## Data shown
________________

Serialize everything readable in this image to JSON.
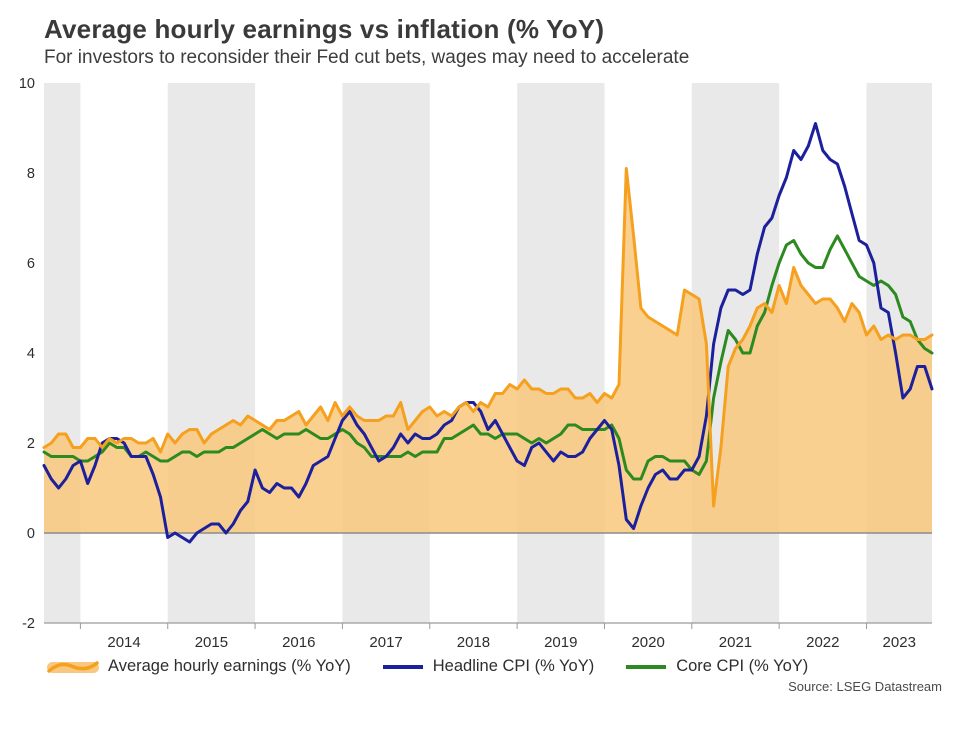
{
  "chart_data": {
    "type": "line",
    "title": "Average hourly earnings vs inflation (% YoY)",
    "subtitle": "For investors to reconsider their Fed cut bets, wages may need to accelerate",
    "source": "Source: LSEG Datastream",
    "x_unit": "monthly",
    "x_start": {
      "year": 2013,
      "month": 8
    },
    "x_end": {
      "year": 2023,
      "month": 10
    },
    "x_tick_labels": [
      "2014",
      "2015",
      "2016",
      "2017",
      "2018",
      "2019",
      "2020",
      "2021",
      "2022",
      "2023"
    ],
    "ylim": [
      -2,
      10
    ],
    "y_ticks": [
      -2,
      0,
      2,
      4,
      6,
      8,
      10
    ],
    "legend_position": "bottom",
    "grid": {
      "zero_line": true,
      "zero_line_color": "#8c8c8c",
      "axis_color": "#9a9a9a",
      "band_color": "#e9e9e9",
      "shaded_years": [
        2013,
        2015,
        2017,
        2019,
        2021,
        2023
      ]
    },
    "series": [
      {
        "name": "Average hourly earnings (% YoY)",
        "style": "area-line",
        "color": "#F5A01E",
        "fill": "#F9C87E",
        "values": [
          1.9,
          2.0,
          2.2,
          2.2,
          1.9,
          1.9,
          2.1,
          2.1,
          1.9,
          2.1,
          2.0,
          2.1,
          2.1,
          2.0,
          2.0,
          2.1,
          1.8,
          2.2,
          2.0,
          2.2,
          2.3,
          2.3,
          2.0,
          2.2,
          2.3,
          2.4,
          2.5,
          2.4,
          2.6,
          2.5,
          2.4,
          2.3,
          2.5,
          2.5,
          2.6,
          2.7,
          2.4,
          2.6,
          2.8,
          2.5,
          2.9,
          2.6,
          2.8,
          2.6,
          2.5,
          2.5,
          2.5,
          2.6,
          2.6,
          2.9,
          2.3,
          2.5,
          2.7,
          2.8,
          2.6,
          2.7,
          2.6,
          2.8,
          2.9,
          2.7,
          2.9,
          2.8,
          3.1,
          3.1,
          3.3,
          3.2,
          3.4,
          3.2,
          3.2,
          3.1,
          3.1,
          3.2,
          3.2,
          3.0,
          3.0,
          3.1,
          2.9,
          3.1,
          3.0,
          3.3,
          8.1,
          6.6,
          5.0,
          4.8,
          4.7,
          4.6,
          4.5,
          4.4,
          5.4,
          5.3,
          5.2,
          4.2,
          0.6,
          1.9,
          3.7,
          4.1,
          4.3,
          4.6,
          5.0,
          5.1,
          4.9,
          5.5,
          5.1,
          5.9,
          5.5,
          5.3,
          5.1,
          5.2,
          5.2,
          5.0,
          4.7,
          5.1,
          4.9,
          4.4,
          4.6,
          4.3,
          4.4,
          4.3,
          4.4,
          4.4,
          4.3,
          4.3,
          4.4
        ]
      },
      {
        "name": "Headline CPI (% YoY)",
        "style": "line",
        "color": "#1C209C",
        "values": [
          1.5,
          1.2,
          1.0,
          1.2,
          1.5,
          1.6,
          1.1,
          1.5,
          2.0,
          2.1,
          2.1,
          2.0,
          1.7,
          1.7,
          1.7,
          1.3,
          0.8,
          -0.1,
          0.0,
          -0.1,
          -0.2,
          0.0,
          0.1,
          0.2,
          0.2,
          0.0,
          0.2,
          0.5,
          0.7,
          1.4,
          1.0,
          0.9,
          1.1,
          1.0,
          1.0,
          0.8,
          1.1,
          1.5,
          1.6,
          1.7,
          2.1,
          2.5,
          2.7,
          2.4,
          2.2,
          1.9,
          1.6,
          1.7,
          1.9,
          2.2,
          2.0,
          2.2,
          2.1,
          2.1,
          2.2,
          2.4,
          2.5,
          2.8,
          2.9,
          2.9,
          2.7,
          2.3,
          2.5,
          2.2,
          1.9,
          1.6,
          1.5,
          1.9,
          2.0,
          1.8,
          1.6,
          1.8,
          1.7,
          1.7,
          1.8,
          2.1,
          2.3,
          2.5,
          2.3,
          1.5,
          0.3,
          0.1,
          0.6,
          1.0,
          1.3,
          1.4,
          1.2,
          1.2,
          1.4,
          1.4,
          1.7,
          2.6,
          4.2,
          5.0,
          5.4,
          5.4,
          5.3,
          5.4,
          6.2,
          6.8,
          7.0,
          7.5,
          7.9,
          8.5,
          8.3,
          8.6,
          9.1,
          8.5,
          8.3,
          8.2,
          7.7,
          7.1,
          6.5,
          6.4,
          6.0,
          5.0,
          4.9,
          4.0,
          3.0,
          3.2,
          3.7,
          3.7,
          3.2
        ]
      },
      {
        "name": "Core CPI (% YoY)",
        "style": "line",
        "color": "#2D8A20",
        "values": [
          1.8,
          1.7,
          1.7,
          1.7,
          1.7,
          1.6,
          1.6,
          1.7,
          1.8,
          2.0,
          1.9,
          1.9,
          1.7,
          1.7,
          1.8,
          1.7,
          1.6,
          1.6,
          1.7,
          1.8,
          1.8,
          1.7,
          1.8,
          1.8,
          1.8,
          1.9,
          1.9,
          2.0,
          2.1,
          2.2,
          2.3,
          2.2,
          2.1,
          2.2,
          2.2,
          2.2,
          2.3,
          2.2,
          2.1,
          2.1,
          2.2,
          2.3,
          2.2,
          2.0,
          1.9,
          1.7,
          1.7,
          1.7,
          1.7,
          1.7,
          1.8,
          1.7,
          1.8,
          1.8,
          1.8,
          2.1,
          2.1,
          2.2,
          2.3,
          2.4,
          2.2,
          2.2,
          2.1,
          2.2,
          2.2,
          2.2,
          2.1,
          2.0,
          2.1,
          2.0,
          2.1,
          2.2,
          2.4,
          2.4,
          2.3,
          2.3,
          2.3,
          2.3,
          2.4,
          2.1,
          1.4,
          1.2,
          1.2,
          1.6,
          1.7,
          1.7,
          1.6,
          1.6,
          1.6,
          1.4,
          1.3,
          1.6,
          3.0,
          3.8,
          4.5,
          4.3,
          4.0,
          4.0,
          4.6,
          4.9,
          5.5,
          6.0,
          6.4,
          6.5,
          6.2,
          6.0,
          5.9,
          5.9,
          6.3,
          6.6,
          6.3,
          6.0,
          5.7,
          5.6,
          5.5,
          5.6,
          5.5,
          5.3,
          4.8,
          4.7,
          4.3,
          4.1,
          4.0
        ]
      }
    ]
  }
}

________________

Restate the whole listing above exactly, please, omitting every image.

Serialize everything readable in this image to JSON.
{
  "chart_data": {
    "type": "line",
    "title": "Average hourly earnings vs inflation (% YoY)",
    "subtitle": "For investors to reconsider their Fed cut bets, wages may need to accelerate",
    "source": "Source: LSEG Datastream",
    "x_unit": "monthly",
    "x_start": {
      "year": 2013,
      "month": 8
    },
    "x_end": {
      "year": 2023,
      "month": 10
    },
    "x_tick_labels": [
      "2014",
      "2015",
      "2016",
      "2017",
      "2018",
      "2019",
      "2020",
      "2021",
      "2022",
      "2023"
    ],
    "ylim": [
      -2,
      10
    ],
    "y_ticks": [
      -2,
      0,
      2,
      4,
      6,
      8,
      10
    ],
    "legend_position": "bottom",
    "grid": {
      "zero_line": true,
      "zero_line_color": "#8c8c8c",
      "axis_color": "#9a9a9a",
      "band_color": "#e9e9e9",
      "shaded_years": [
        2013,
        2015,
        2017,
        2019,
        2021,
        2023
      ]
    },
    "series": [
      {
        "name": "Average hourly earnings (% YoY)",
        "style": "area-line",
        "color": "#F5A01E",
        "fill": "#F9C87E",
        "values": [
          1.9,
          2.0,
          2.2,
          2.2,
          1.9,
          1.9,
          2.1,
          2.1,
          1.9,
          2.1,
          2.0,
          2.1,
          2.1,
          2.0,
          2.0,
          2.1,
          1.8,
          2.2,
          2.0,
          2.2,
          2.3,
          2.3,
          2.0,
          2.2,
          2.3,
          2.4,
          2.5,
          2.4,
          2.6,
          2.5,
          2.4,
          2.3,
          2.5,
          2.5,
          2.6,
          2.7,
          2.4,
          2.6,
          2.8,
          2.5,
          2.9,
          2.6,
          2.8,
          2.6,
          2.5,
          2.5,
          2.5,
          2.6,
          2.6,
          2.9,
          2.3,
          2.5,
          2.7,
          2.8,
          2.6,
          2.7,
          2.6,
          2.8,
          2.9,
          2.7,
          2.9,
          2.8,
          3.1,
          3.1,
          3.3,
          3.2,
          3.4,
          3.2,
          3.2,
          3.1,
          3.1,
          3.2,
          3.2,
          3.0,
          3.0,
          3.1,
          2.9,
          3.1,
          3.0,
          3.3,
          8.1,
          6.6,
          5.0,
          4.8,
          4.7,
          4.6,
          4.5,
          4.4,
          5.4,
          5.3,
          5.2,
          4.2,
          0.6,
          1.9,
          3.7,
          4.1,
          4.3,
          4.6,
          5.0,
          5.1,
          4.9,
          5.5,
          5.1,
          5.9,
          5.5,
          5.3,
          5.1,
          5.2,
          5.2,
          5.0,
          4.7,
          5.1,
          4.9,
          4.4,
          4.6,
          4.3,
          4.4,
          4.3,
          4.4,
          4.4,
          4.3,
          4.3,
          4.4
        ]
      },
      {
        "name": "Headline CPI (% YoY)",
        "style": "line",
        "color": "#1C209C",
        "values": [
          1.5,
          1.2,
          1.0,
          1.2,
          1.5,
          1.6,
          1.1,
          1.5,
          2.0,
          2.1,
          2.1,
          2.0,
          1.7,
          1.7,
          1.7,
          1.3,
          0.8,
          -0.1,
          0.0,
          -0.1,
          -0.2,
          0.0,
          0.1,
          0.2,
          0.2,
          0.0,
          0.2,
          0.5,
          0.7,
          1.4,
          1.0,
          0.9,
          1.1,
          1.0,
          1.0,
          0.8,
          1.1,
          1.5,
          1.6,
          1.7,
          2.1,
          2.5,
          2.7,
          2.4,
          2.2,
          1.9,
          1.6,
          1.7,
          1.9,
          2.2,
          2.0,
          2.2,
          2.1,
          2.1,
          2.2,
          2.4,
          2.5,
          2.8,
          2.9,
          2.9,
          2.7,
          2.3,
          2.5,
          2.2,
          1.9,
          1.6,
          1.5,
          1.9,
          2.0,
          1.8,
          1.6,
          1.8,
          1.7,
          1.7,
          1.8,
          2.1,
          2.3,
          2.5,
          2.3,
          1.5,
          0.3,
          0.1,
          0.6,
          1.0,
          1.3,
          1.4,
          1.2,
          1.2,
          1.4,
          1.4,
          1.7,
          2.6,
          4.2,
          5.0,
          5.4,
          5.4,
          5.3,
          5.4,
          6.2,
          6.8,
          7.0,
          7.5,
          7.9,
          8.5,
          8.3,
          8.6,
          9.1,
          8.5,
          8.3,
          8.2,
          7.7,
          7.1,
          6.5,
          6.4,
          6.0,
          5.0,
          4.9,
          4.0,
          3.0,
          3.2,
          3.7,
          3.7,
          3.2
        ]
      },
      {
        "name": "Core CPI (% YoY)",
        "style": "line",
        "color": "#2D8A20",
        "values": [
          1.8,
          1.7,
          1.7,
          1.7,
          1.7,
          1.6,
          1.6,
          1.7,
          1.8,
          2.0,
          1.9,
          1.9,
          1.7,
          1.7,
          1.8,
          1.7,
          1.6,
          1.6,
          1.7,
          1.8,
          1.8,
          1.7,
          1.8,
          1.8,
          1.8,
          1.9,
          1.9,
          2.0,
          2.1,
          2.2,
          2.3,
          2.2,
          2.1,
          2.2,
          2.2,
          2.2,
          2.3,
          2.2,
          2.1,
          2.1,
          2.2,
          2.3,
          2.2,
          2.0,
          1.9,
          1.7,
          1.7,
          1.7,
          1.7,
          1.7,
          1.8,
          1.7,
          1.8,
          1.8,
          1.8,
          2.1,
          2.1,
          2.2,
          2.3,
          2.4,
          2.2,
          2.2,
          2.1,
          2.2,
          2.2,
          2.2,
          2.1,
          2.0,
          2.1,
          2.0,
          2.1,
          2.2,
          2.4,
          2.4,
          2.3,
          2.3,
          2.3,
          2.3,
          2.4,
          2.1,
          1.4,
          1.2,
          1.2,
          1.6,
          1.7,
          1.7,
          1.6,
          1.6,
          1.6,
          1.4,
          1.3,
          1.6,
          3.0,
          3.8,
          4.5,
          4.3,
          4.0,
          4.0,
          4.6,
          4.9,
          5.5,
          6.0,
          6.4,
          6.5,
          6.2,
          6.0,
          5.9,
          5.9,
          6.3,
          6.6,
          6.3,
          6.0,
          5.7,
          5.6,
          5.5,
          5.6,
          5.5,
          5.3,
          4.8,
          4.7,
          4.3,
          4.1,
          4.0
        ]
      }
    ]
  }
}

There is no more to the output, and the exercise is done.